─── Source material ───

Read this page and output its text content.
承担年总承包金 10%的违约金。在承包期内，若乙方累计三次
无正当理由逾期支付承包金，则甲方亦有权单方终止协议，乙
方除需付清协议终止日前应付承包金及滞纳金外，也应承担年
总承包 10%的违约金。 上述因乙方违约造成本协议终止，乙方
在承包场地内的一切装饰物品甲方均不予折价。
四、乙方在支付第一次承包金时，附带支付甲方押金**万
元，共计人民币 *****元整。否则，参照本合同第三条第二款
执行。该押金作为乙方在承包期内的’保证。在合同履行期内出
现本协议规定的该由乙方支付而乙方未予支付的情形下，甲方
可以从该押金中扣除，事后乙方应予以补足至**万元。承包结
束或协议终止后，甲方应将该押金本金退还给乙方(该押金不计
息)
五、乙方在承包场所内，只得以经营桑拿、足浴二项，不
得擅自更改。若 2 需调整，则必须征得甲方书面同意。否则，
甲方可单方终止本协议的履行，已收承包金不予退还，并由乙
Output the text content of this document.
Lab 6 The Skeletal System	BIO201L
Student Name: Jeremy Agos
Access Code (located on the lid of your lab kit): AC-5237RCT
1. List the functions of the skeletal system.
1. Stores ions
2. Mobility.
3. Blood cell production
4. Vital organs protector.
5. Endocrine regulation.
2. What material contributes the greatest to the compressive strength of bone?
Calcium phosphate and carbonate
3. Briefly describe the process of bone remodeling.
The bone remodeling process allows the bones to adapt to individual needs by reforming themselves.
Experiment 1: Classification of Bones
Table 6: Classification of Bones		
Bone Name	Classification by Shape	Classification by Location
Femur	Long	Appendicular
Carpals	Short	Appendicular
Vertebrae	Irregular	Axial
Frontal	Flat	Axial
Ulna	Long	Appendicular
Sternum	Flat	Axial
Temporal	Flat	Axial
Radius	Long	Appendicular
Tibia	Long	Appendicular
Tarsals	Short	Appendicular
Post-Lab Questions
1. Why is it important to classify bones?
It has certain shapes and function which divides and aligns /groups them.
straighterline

───

Task statement: What is the number of lines in the data that hold the word "Long"? Reply with that number and nothing else.

Result: 4